## Extract

»»

Staff already had discretion to extend deadlines, and in some offices have been open to sharing their files. But making these practices the default should lead to better outcomes for potential defendants and the Commission.
That said, the fine print is noteworthy. In Chairman Atkins’ October 2025 speech, he used mandatory language: staff “must” be forthcoming and “must” make every effort to share information. The Manual softens this to “should,” preserving staff discretion.
Judge Ryan’s February 2026 speech also reinforced both the opportunity and its limits. She emphasized the value of the Wells process as “an open, informed, and thoughtful dialogue” that benefits both sides. But she also warned the defense bar “not to mistake fairness for weakness,” noting that “deliberate circumvention of the process, including tactical tardiness and other games, will not be tolerated.”
Self-Reporting and Cooperation Credit
When companies uncover misconduct themselves, they often face the tough decision whether to self-report to regulators or prosecutors in the hope that – if there is ever an SEC or criminal action – they receive credit for cooperation in the form of reduced or eliminated penalties, or even an agreement to bring no charges whatsoever.
The new Manual provides clearer guidance on what the staff will consider “exemplary cooperation” by entities under investigation, including – in addition to self-reporting – summarizing internal investigation findings, identifying key documents and witnesses, translating foreign-language materials, and facilitating witness interviews. It also reiterates that SEC staff cannot require companies to waive attorney-client privilege as a condition of receiving cooperation credit (another focus of then-Commissioner Atkins article in 2008, when such demands were more common).
But notably, the Manual now includes language underscoring that companies that self-report misconduct will “rarely” get credit if the conduct has already been reported in the media or is under investigation by another government agency, which means that, particularly in matters that may become public by other means, time is of the essence. Of course, any decision whether to self-report will always depend on the specific facts and circumstances.
Formal Order Approval
As detailed in our recent article, What Happens When the SEC Calls, the SEC staff can take significant investigative steps by relying on voluntary document productions and cooperation from companies and individuals. But when companies or individuals cannot or will not turn over documents voluntarily, the staff needs to obtain subpoena authority via a statutorily required “Formal Order of Investigation.”

««

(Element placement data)
»»

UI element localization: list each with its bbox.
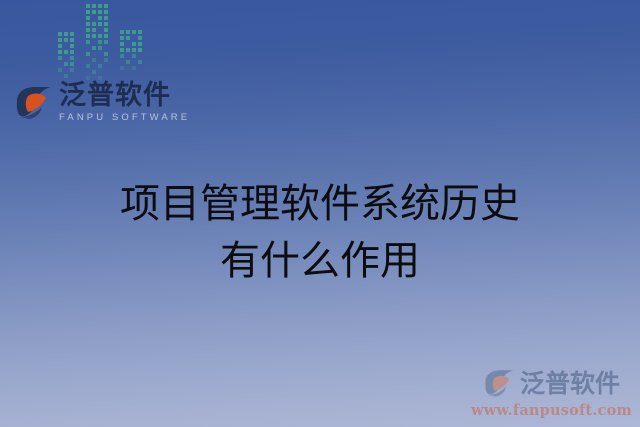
watermark-url: www.fanpusoft.com [471,402,632,419]
fanpu-sail-logo-icon [14,83,54,123]
fanpu-sail-logo-icon [483,367,516,400]
brand-name-cn: 泛普软件 [59,82,190,109]
pixel-city-skyline-icon [36,0,164,84]
brand-name-en: FANPU SOFTWARE [59,112,190,123]
page-title-line-1: 项目管理软件系统历史 [0,176,640,233]
watermark-logo-row: 泛普软件 [483,367,620,400]
watermark-brand-name: 泛普软件 [520,371,620,396]
slide-canvas: 泛普软件 FANPU SOFTWARE 项目管理软件系统历史 有什么作用 泛普软… [0,0,640,427]
page-title-line-2: 有什么作用 [0,233,640,290]
page-title: 项目管理软件系统历史 有什么作用 [0,176,640,290]
watermark: 泛普软件 www.fanpusoft.com [471,367,632,419]
brand-logo: 泛普软件 FANPU SOFTWARE [14,82,190,123]
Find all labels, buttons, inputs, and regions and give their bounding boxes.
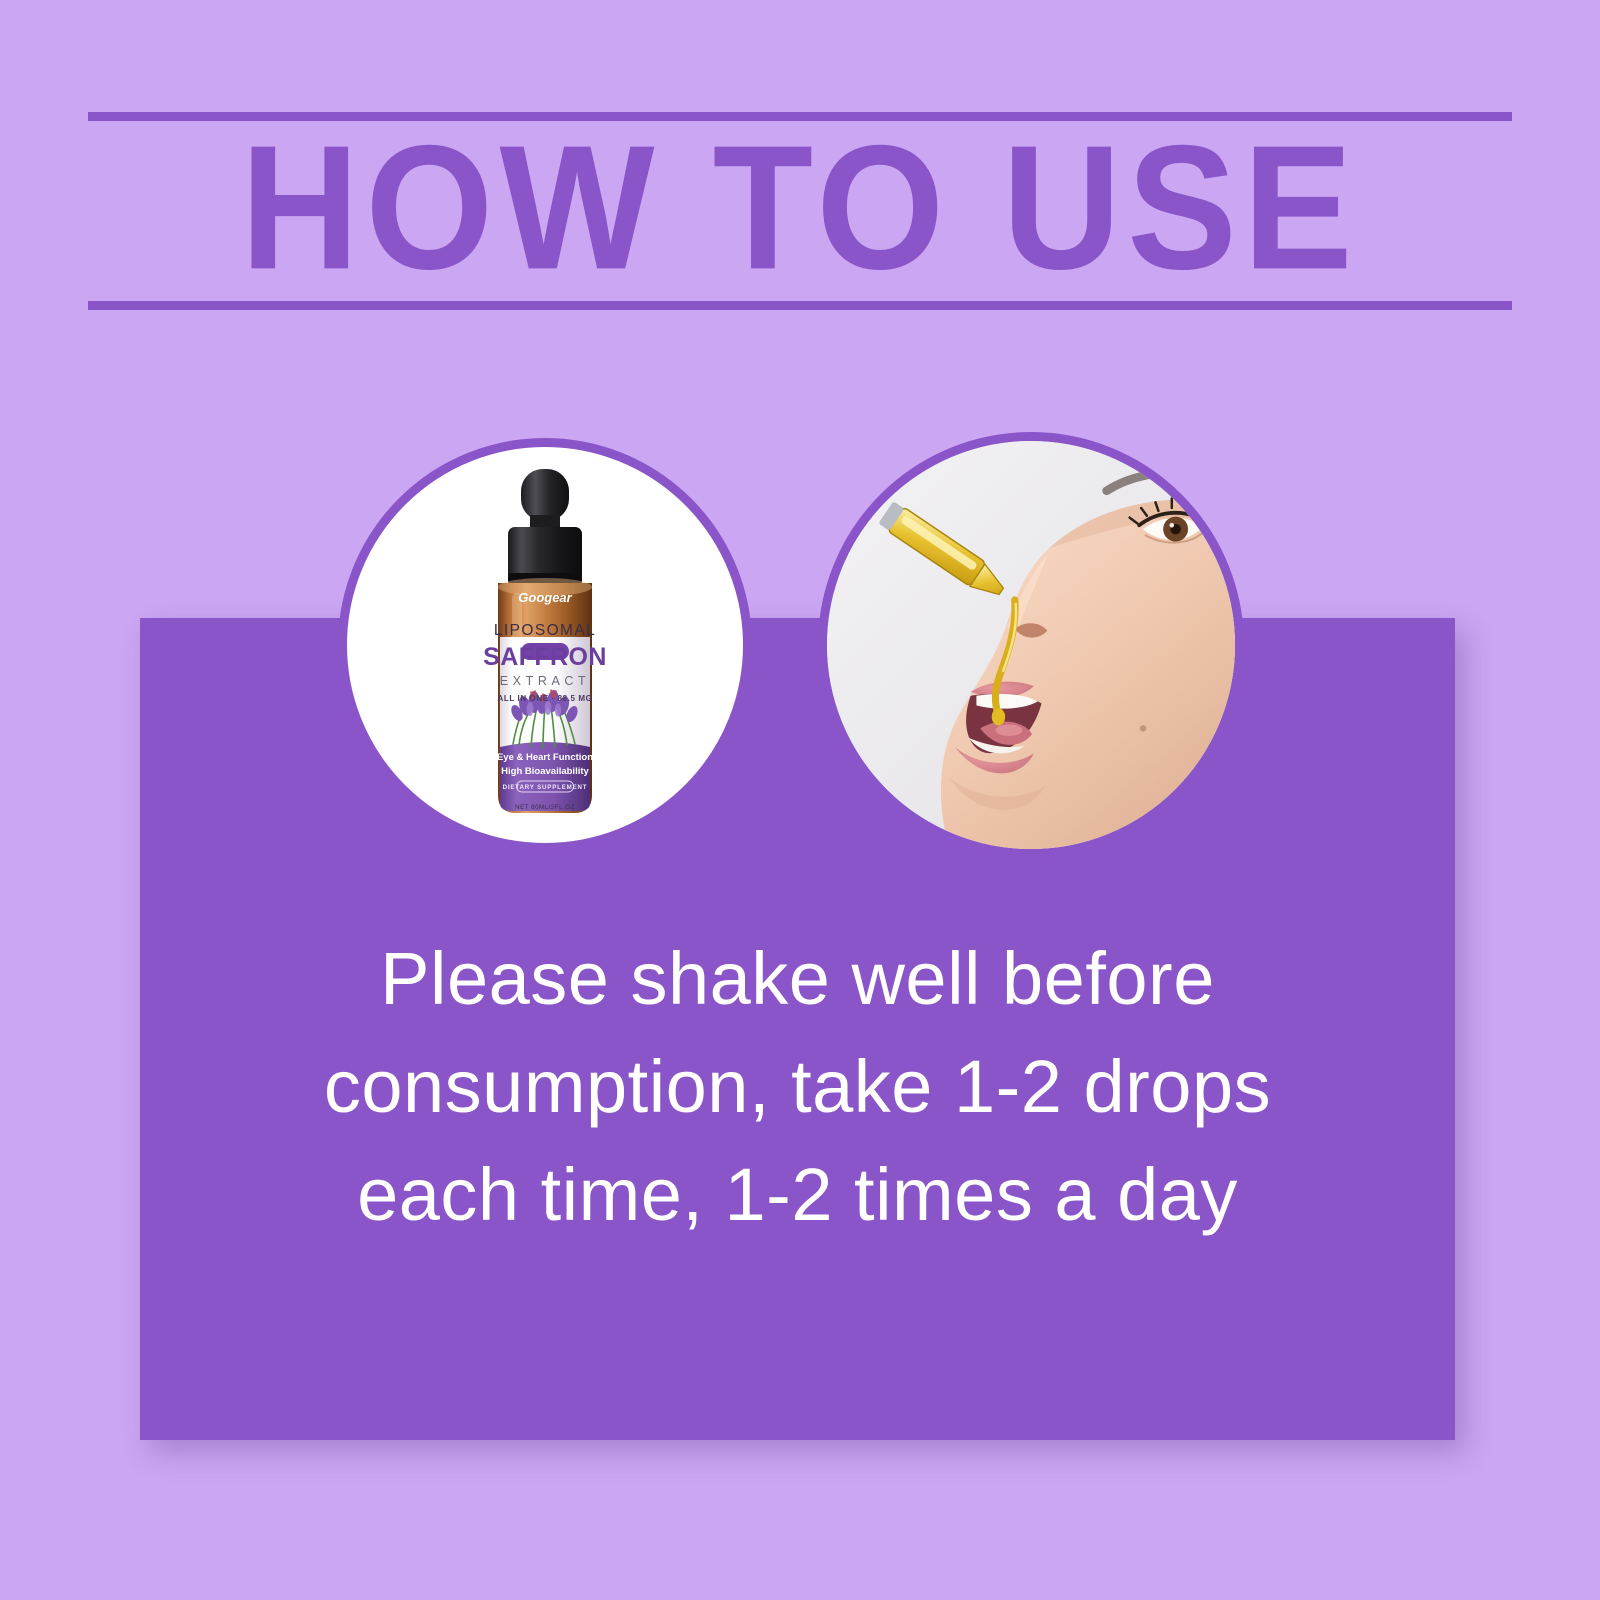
usage-illustration (827, 441, 1235, 849)
header-bottom-rule (88, 301, 1512, 310)
usage-demonstration-photo (818, 432, 1244, 858)
label-saffron: SAFFRON (420, 645, 670, 670)
label-brand: Googear (420, 591, 670, 604)
label-benefit-1: Eye & Heart Function (420, 753, 670, 763)
instruction-text: Please shake well before consumption, ta… (140, 925, 1455, 1249)
instruction-line-3: each time, 1-2 times a day (140, 1141, 1455, 1249)
label-benefit-2: High Bioavailability (420, 767, 670, 777)
instruction-line-1: Please shake well before (140, 925, 1455, 1033)
label-liposomal: LIPOSOMAL (420, 623, 670, 639)
header-banner: HOW TO USE (88, 112, 1512, 310)
label-supplement: DIETARY SUPPLEMENT (420, 785, 670, 791)
dropper-bottle-illustration: Googear LIPOSOMAL SAFFRON EXTRACT ALL IN… (420, 465, 670, 825)
page-title-text: HOW TO USE (241, 119, 1359, 296)
label-dosage: ALL IN ONE · 88.5 MG (420, 695, 670, 703)
label-extract: EXTRACT (420, 675, 670, 688)
label-net-content: NET 60ML/2FL.OZ (420, 805, 670, 811)
instruction-line-2: consumption, take 1-2 drops (140, 1033, 1455, 1141)
page-title: HOW TO USE (88, 129, 1512, 287)
product-bottle-photo: Googear LIPOSOMAL SAFFRON EXTRACT ALL IN… (338, 438, 752, 852)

««

## To be done
A - Answer these questions about the SEC enforcement text.
(i) What word does the Manual use in place of the word "must" from Chairman Atkins' October 2025 speech?
(ii) In which two situations does the Manual say self-reporting companies will "rarely" get credit?
(iii) What must the staff obtain to gain subpoena authority when documents are not turned over voluntarily?
B - In the records, from the first line through the line holding "Find all labels, buttons, inputs, and", inclusive, change "fanpu-sail-logo-icon" to "fanpu-sail-icon" and leave everything else as it is. Give only those lines, and leave out the pictures.

## Solutions to the tasks
A -
(i) "Should."
(ii) When the conduct has already been reported in the media, or when it is under investigation by another government agency.
(iii) A "Formal Order of Investigation."

B -
UI element localization: list each with its bbox.
watermark-url: www.fanpusoft.com [471,402,632,419]
fanpu-sail-icon [14,83,54,123]
fanpu-sail-icon [483,367,516,400]
brand-name-cn: 泛普软件 [59,82,190,109]
pixel-city-skyline-icon [36,0,164,84]
brand-name-en: FANPU SOFTWARE [59,112,190,123]
page-title-line-1: 项目管理软件系统历史 [0,176,640,233]
watermark-logo-row: 泛普软件 [483,367,620,400]
watermark-brand-name: 泛普软件 [520,371,620,396]
slide-canvas: 泛普软件 FANPU SOFTWARE 项目管理软件系统历史 有什么作用 泛普软… [0,0,640,427]
page-title-line-2: 有什么作用 [0,233,640,290]
page-title: 项目管理软件系统历史 有什么作用 [0,176,640,290]
watermark: 泛普软件 www.fanpusoft.com [471,367,632,419]
brand-logo: 泛普软件 FANPU SOFTWARE [14,82,190,123]
Find all labels, buttons, inputs, and regions and give their bounding boxes.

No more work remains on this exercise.